- **Records for this exercise**

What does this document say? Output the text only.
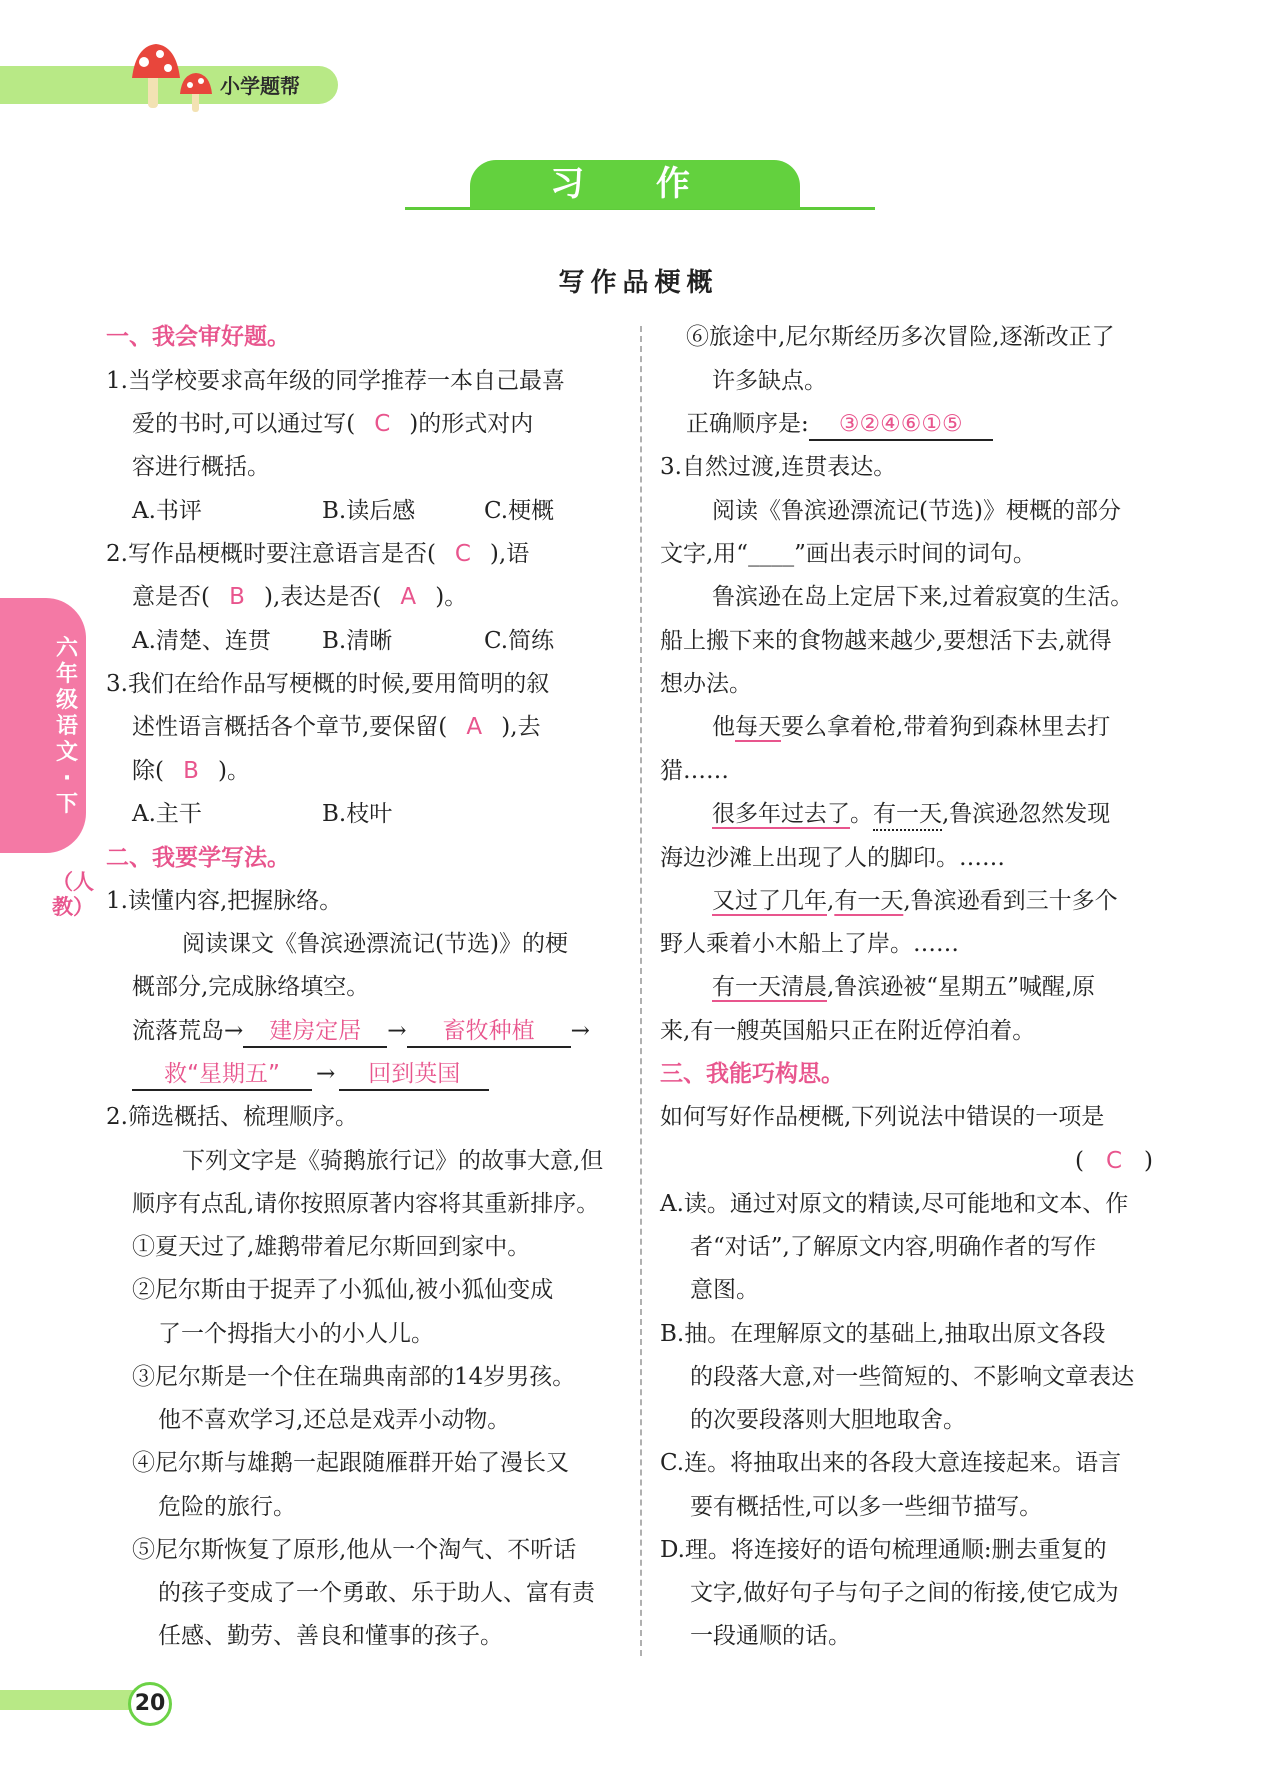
小学题帮
习 作
写作品梗概
六年级语文·下
（人教）
一、我会审好题。
1.当学校要求高年级的同学推荐一本自己最喜
爱的书时,可以通过写( C )的形式对内
容进行概括。
A.书评	B.读后感	C.梗概
2.写作品梗概时要注意语言是否( C ),语
意是否( B ),表达是否( A )。
A.清楚、连贯 B.清晰	C.简练
3.我们在给作品写梗概的时候,要用简明的叙
述性语言概括各个章节,要保留( A ),去
除( B )。
A.主干	B.枝叶
二、我要学写法。
1.读懂内容,把握脉络。
阅读课文《鲁滨逊漂流记(节选)》的梗
概部分,完成脉络填空。
流落荒岛→ 建房定居 → 畜牧种植 →
救“星期五” → 回到英国
2.筛选概括、梳理顺序。
下列文字是《骑鹅旅行记》的故事大意,但
顺序有点乱,请你按照原著内容将其重新排序。
①夏天过了,雄鹅带着尼尔斯回到家中。
②尼尔斯由于捉弄了小狐仙,被小狐仙变成
了一个拇指大小的小人儿。
③尼尔斯是一个住在瑞典南部的14岁男孩。
他不喜欢学习,还总是戏弄小动物。
④尼尔斯与雄鹅一起跟随雁群开始了漫长又
危险的旅行。
⑤尼尔斯恢复了原形,他从一个淘气、不听话
的孩子变成了一个勇敢、乐于助人、富有责
任感、勤劳、善良和懂事的孩子。
⑥旅途中,尼尔斯经历多次冒险,逐渐改正了
许多缺点。
正确顺序是: ③②④⑥①⑤
3.自然过渡,连贯表达。
阅读《鲁滨逊漂流记(节选)》梗概的部分
文字,用“____”画出表示时间的词句。
鲁滨逊在岛上定居下来,过着寂寞的生活。
船上搬下来的食物越来越少,要想活下去,就得
想办法。
他每天要么拿着枪,带着狗到森林里去打
猎……
很多年过去了。有一天,鲁滨逊忽然发现
海边沙滩上出现了人的脚印。……
又过了几年,有一天,鲁滨逊看到三十多个
野人乘着小木船上了岸。……
有一天清晨,鲁滨逊被“星期五”喊醒,原
来,有一艘英国船只正在附近停泊着。
三、我能巧构思。
如何写好作品梗概,下列说法中错误的一项是
( C )
A.读。通过对原文的精读,尽可能地和文本、作
者“对话”,了解原文内容,明确作者的写作
意图。
B.抽。在理解原文的基础上,抽取出原文各段
的段落大意,对一些简短的、不影响文章表达
的次要段落则大胆地取舍。
C.连。将抽取出来的各段大意连接起来。语言
要有概括性,可以多一些细节描写。
D.理。将连接好的语句梳理通顺:删去重复的
文字,做好句子与句子之间的衔接,使它成为
一段通顺的话。
20
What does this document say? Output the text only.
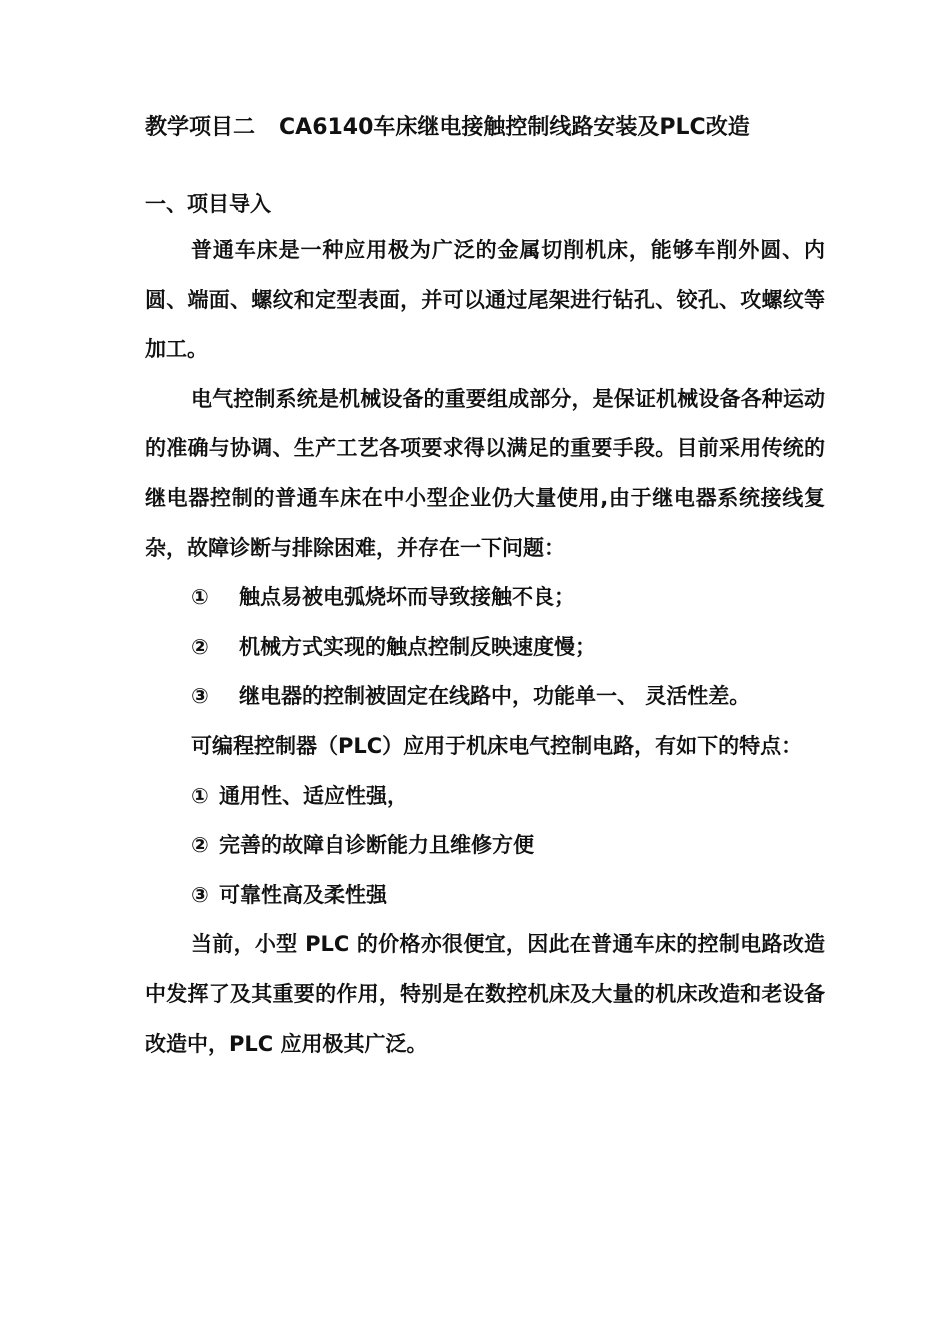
教学项目二 CA6140车床继电接触控制线路安装及PLC改造
一、项目导入

普通车床是一种应用极为广泛的金属切削机床，能够车削外圆、内圆、端面、螺纹和定型表面，并可以通过尾架进行钻孔、铰孔、攻螺纹等加工。

电气控制系统是机械设备的重要组成部分，是保证机械设备各种运动的准确与协调、生产工艺各项要求得以满足的重要手段。目前采用传统的继电器控制的普通车床在中小型企业仍大量使用,由于继电器系统接线复杂，故障诊断与排除困难，并存在一下问题：

① 触点易被电弧烧坏而导致接触不良；

② 机械方式实现的触点控制反映速度慢；

③ 继电器的控制被固定在线路中，功能单一、 灵活性差。

可编程控制器（PLC）应用于机床电气控制电路，有如下的特点：

① 通用性、适应性强，

② 完善的故障自诊断能力且维修方便

③ 可靠性高及柔性强

当前，小型 PLC 的价格亦很便宜，因此在普通车床的控制电路改造中发挥了及其重要的作用，特别是在数控机床及大量的机床改造和老设备改造中，PLC 应用极其广泛。
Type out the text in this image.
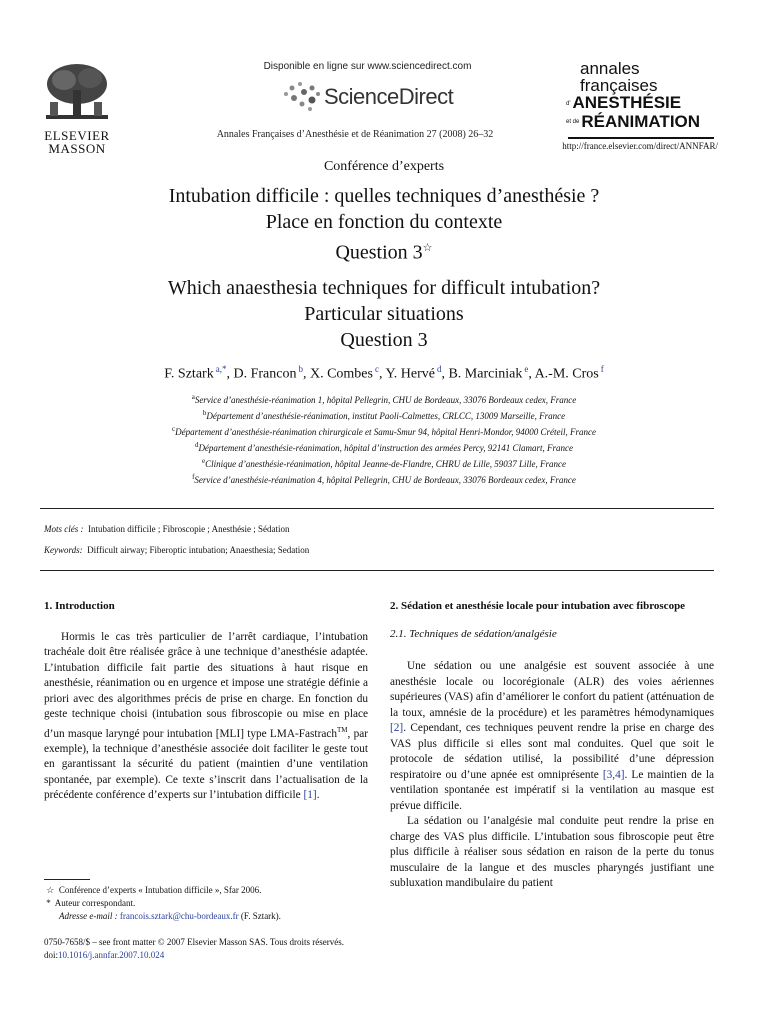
ELSEVIER
MASSON
Disponible en ligne sur www.sciencedirect.com
ScienceDirect
Annales Françaises d’Anesthésie et de Réanimation 27 (2008) 26–32
annales
françaises
d' ANESTHÉSIE
et de RÉANIMATION
http://france.elsevier.com/direct/ANNFAR/
Conférence d’experts
Intubation difficile : quelles techniques d’anesthésie ?
Place en fonction du contexte
Question 3☆
Which anaesthesia techniques for difficult intubation?
Particular situations
Question 3
F. Sztark $^{a,*}$, D. Francon $^b$, X. Combes $^c$, Y. Hervé $^d$, B. Marciniak $^e$, A.-M. Cros $^f$
$^a$Service d’anesthésie-réanimation 1, hôpital Pellegrin, CHU de Bordeaux, 33076 Bordeaux cedex, France
$^b$Département d’anesthésie-réanimation, institut Paoli-Calmettes, CRLCC, 13009 Marseille, France
$^c$Département d’anesthésie-réanimation chirurgicale et Samu-Smur 94, hôpital Henri-Mondor, 94000 Créteil, France
$^d$Département d’anesthésie-réanimation, hôpital d’instruction des armées Percy, 92141 Clamart, France
$^e$Clinique d’anesthésie-réanimation, hôpital Jeanne-de-Flandre, CHRU de Lille, 59037 Lille, France
$^f$Service d’anesthésie-réanimation 4, hôpital Pellegrin, CHU de Bordeaux, 33076 Bordeaux cedex, France
Mots clés : Intubation difficile ; Fibroscopie ; Anesthésie ; Sédation
Keywords: Difficult airway; Fiberoptic intubation; Anaesthesia; Sedation
1. Introduction

Hormis le cas très particulier de l’arrêt cardiaque, l’intubation trachéale doit être réalisée grâce à une technique d’anesthésie adaptée. L’intubation difficile fait partie des situations à haut risque en anesthésie, réanimation ou en urgence et impose une stratégie définie a priori avec des algorithmes précis de prise en charge. En fonction du geste technique choisi (intubation sous fibroscopie ou mise en place d’un masque laryngé pour intubation [MLI] type LMA-Fastrach™, par exemple), la technique d’anesthésie associée doit faciliter le geste tout en garantissant la sécurité du patient (maintien d’une ventilation spontanée, par exemple). Ce texte s’inscrit dans l’actualisation de la précédente conférence d’experts sur l’intubation difficile [1].

2. Sédation et anesthésie locale pour intubation avec fibroscope
2.1. Techniques de sédation/analgésie

Une sédation ou une analgésie est souvent associée à une anesthésie locale ou locorégionale (ALR) des voies aériennes supérieures (VAS) afin d’améliorer le confort du patient (atténuation de la toux, amnésie de la procédure) et les paramètres hémodynamiques [2]. Cependant, ces techniques peuvent rendre la prise en charge des VAS plus difficile si elles sont mal conduites. Quel que soit le protocole de sédation utilisé, la possibilité d’une dépression respiratoire ou d’une apnée est omniprésente [3,4]. Le maintien de la ventilation spontanée est impératif si la ventilation au masque est prévue difficile.

La sédation ou l’analgésie mal conduite peut rendre la prise en charge des VAS plus difficile. L’intubation sous fibroscopie peut être plus difficile à réaliser sous sédation en raison de la perte du tonus musculaire de la langue et des muscles pharyngés justifiant une subluxation mandibulaire du patient

☆ Conférence d’experts « Intubation difficile », Sfar 2006.
* Auteur correspondant.
Adresse e-mail : francois.sztark@chu-bordeaux.fr (F. Sztark).
0750-7658/$ – see front matter © 2007 Elsevier Masson SAS. Tous droits réservés.
doi:10.1016/j.annfar.2007.10.024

- **Exercise aim**
Every entry must be reproduced exactly, with the images left out.

- **Answer for this exercise**
What does this document say? Output the text only.
小学题帮
习 作
写作品梗概
六年级语文·下
（人教）
一、我会审好题。
1.当学校要求高年级的同学推荐一本自己最喜
爱的书时,可以通过写( C )的形式对内
容进行概括。
A.书评	B.读后感	C.梗概
2.写作品梗概时要注意语言是否( C ),语
意是否( B ),表达是否( A )。
A.清楚、连贯 B.清晰	C.简练
3.我们在给作品写梗概的时候,要用简明的叙
述性语言概括各个章节,要保留( A ),去
除( B )。
A.主干	B.枝叶
二、我要学写法。
1.读懂内容,把握脉络。
阅读课文《鲁滨逊漂流记(节选)》的梗
概部分,完成脉络填空。
流落荒岛→ 建房定居 → 畜牧种植 →
救“星期五” → 回到英国
2.筛选概括、梳理顺序。
下列文字是《骑鹅旅行记》的故事大意,但
顺序有点乱,请你按照原著内容将其重新排序。
①夏天过了,雄鹅带着尼尔斯回到家中。
②尼尔斯由于捉弄了小狐仙,被小狐仙变成
了一个拇指大小的小人儿。
③尼尔斯是一个住在瑞典南部的14岁男孩。
他不喜欢学习,还总是戏弄小动物。
④尼尔斯与雄鹅一起跟随雁群开始了漫长又
危险的旅行。
⑤尼尔斯恢复了原形,他从一个淘气、不听话
的孩子变成了一个勇敢、乐于助人、富有责
任感、勤劳、善良和懂事的孩子。
⑥旅途中,尼尔斯经历多次冒险,逐渐改正了
许多缺点。
正确顺序是: ③②④⑥①⑤
3.自然过渡,连贯表达。
阅读《鲁滨逊漂流记(节选)》梗概的部分
文字,用“____”画出表示时间的词句。
鲁滨逊在岛上定居下来,过着寂寞的生活。
船上搬下来的食物越来越少,要想活下去,就得
想办法。
他每天要么拿着枪,带着狗到森林里去打
猎……
很多年过去了。有一天,鲁滨逊忽然发现
海边沙滩上出现了人的脚印。……
又过了几年,有一天,鲁滨逊看到三十多个
野人乘着小木船上了岸。……
有一天清晨,鲁滨逊被“星期五”喊醒,原
来,有一艘英国船只正在附近停泊着。
三、我能巧构思。
如何写好作品梗概,下列说法中错误的一项是
( C )
A.读。通过对原文的精读,尽可能地和文本、作
者“对话”,了解原文内容,明确作者的写作
意图。
B.抽。在理解原文的基础上,抽取出原文各段
的段落大意,对一些简短的、不影响文章表达
的次要段落则大胆地取舍。
C.连。将抽取出来的各段大意连接起来。语言
要有概括性,可以多一些细节描写。
D.理。将连接好的语句梳理通顺:删去重复的
文字,做好句子与句子之间的衔接,使它成为
一段通顺的话。
20
What does this document say? Output the text only.
教学项目二 CA6140车床继电接触控制线路安装及PLC改造
一、项目导入

普通车床是一种应用极为广泛的金属切削机床，能够车削外圆、内圆、端面、螺纹和定型表面，并可以通过尾架进行钻孔、铰孔、攻螺纹等加工。

电气控制系统是机械设备的重要组成部分，是保证机械设备各种运动的准确与协调、生产工艺各项要求得以满足的重要手段。目前采用传统的继电器控制的普通车床在中小型企业仍大量使用,由于继电器系统接线复杂，故障诊断与排除困难，并存在一下问题：

① 触点易被电弧烧坏而导致接触不良；

② 机械方式实现的触点控制反映速度慢；

③ 继电器的控制被固定在线路中，功能单一、 灵活性差。

可编程控制器（PLC）应用于机床电气控制电路，有如下的特点：

① 通用性、适应性强，

② 完善的故障自诊断能力且维修方便

③ 可靠性高及柔性强

当前，小型 PLC 的价格亦很便宜，因此在普通车床的控制电路改造中发挥了及其重要的作用，特别是在数控机床及大量的机床改造和老设备改造中，PLC 应用极其广泛。
Type out the text in this image.
ELSEVIER
MASSON
Disponible en ligne sur www.sciencedirect.com
ScienceDirect
Annales Françaises d’Anesthésie et de Réanimation 27 (2008) 26–32
annales
françaises
d' ANESTHÉSIE
et de RÉANIMATION
http://france.elsevier.com/direct/ANNFAR/
Conférence d’experts
Intubation difficile : quelles techniques d’anesthésie ?
Place en fonction du contexte
Question 3☆
Which anaesthesia techniques for difficult intubation?
Particular situations
Question 3
F. Sztark $^{a,*}$, D. Francon $^b$, X. Combes $^c$, Y. Hervé $^d$, B. Marciniak $^e$, A.-M. Cros $^f$
$^a$Service d’anesthésie-réanimation 1, hôpital Pellegrin, CHU de Bordeaux, 33076 Bordeaux cedex, France
$^b$Département d’anesthésie-réanimation, institut Paoli-Calmettes, CRLCC, 13009 Marseille, France
$^c$Département d’anesthésie-réanimation chirurgicale et Samu-Smur 94, hôpital Henri-Mondor, 94000 Créteil, France
$^d$Département d’anesthésie-réanimation, hôpital d’instruction des armées Percy, 92141 Clamart, France
$^e$Clinique d’anesthésie-réanimation, hôpital Jeanne-de-Flandre, CHRU de Lille, 59037 Lille, France
$^f$Service d’anesthésie-réanimation 4, hôpital Pellegrin, CHU de Bordeaux, 33076 Bordeaux cedex, France
Mots clés : Intubation difficile ; Fibroscopie ; Anesthésie ; Sédation
Keywords: Difficult airway; Fiberoptic intubation; Anaesthesia; Sedation
1. Introduction

Hormis le cas très particulier de l’arrêt cardiaque, l’intubation trachéale doit être réalisée grâce à une technique d’anesthésie adaptée. L’intubation difficile fait partie des situations à haut risque en anesthésie, réanimation ou en urgence et impose une stratégie définie a priori avec des algorithmes précis de prise en charge. En fonction du geste technique choisi (intubation sous fibroscopie ou mise en place d’un masque laryngé pour intubation [MLI] type LMA-Fastrach™, par exemple), la technique d’anesthésie associée doit faciliter le geste tout en garantissant la sécurité du patient (maintien d’une ventilation spontanée, par exemple). Ce texte s’inscrit dans l’actualisation de la précédente conférence d’experts sur l’intubation difficile [1].

2. Sédation et anesthésie locale pour intubation avec fibroscope
2.1. Techniques de sédation/analgésie

Une sédation ou une analgésie est souvent associée à une anesthésie locale ou locorégionale (ALR) des voies aériennes supérieures (VAS) afin d’améliorer le confort du patient (atténuation de la toux, amnésie de la procédure) et les paramètres hémodynamiques [2]. Cependant, ces techniques peuvent rendre la prise en charge des VAS plus difficile si elles sont mal conduites. Quel que soit le protocole de sédation utilisé, la possibilité d’une dépression respiratoire ou d’une apnée est omniprésente [3,4]. Le maintien de la ventilation spontanée est impératif si la ventilation au masque est prévue difficile.

La sédation ou l’analgésie mal conduite peut rendre la prise en charge des VAS plus difficile. L’intubation sous fibroscopie peut être plus difficile à réaliser sous sédation en raison de la perte du tonus musculaire de la langue et des muscles pharyngés justifiant une subluxation mandibulaire du patient

☆ Conférence d’experts « Intubation difficile », Sfar 2006.
* Auteur correspondant.
Adresse e-mail : francois.sztark@chu-bordeaux.fr (F. Sztark).
0750-7658/$ – see front matter © 2007 Elsevier Masson SAS. Tous droits réservés.
doi:10.1016/j.annfar.2007.10.024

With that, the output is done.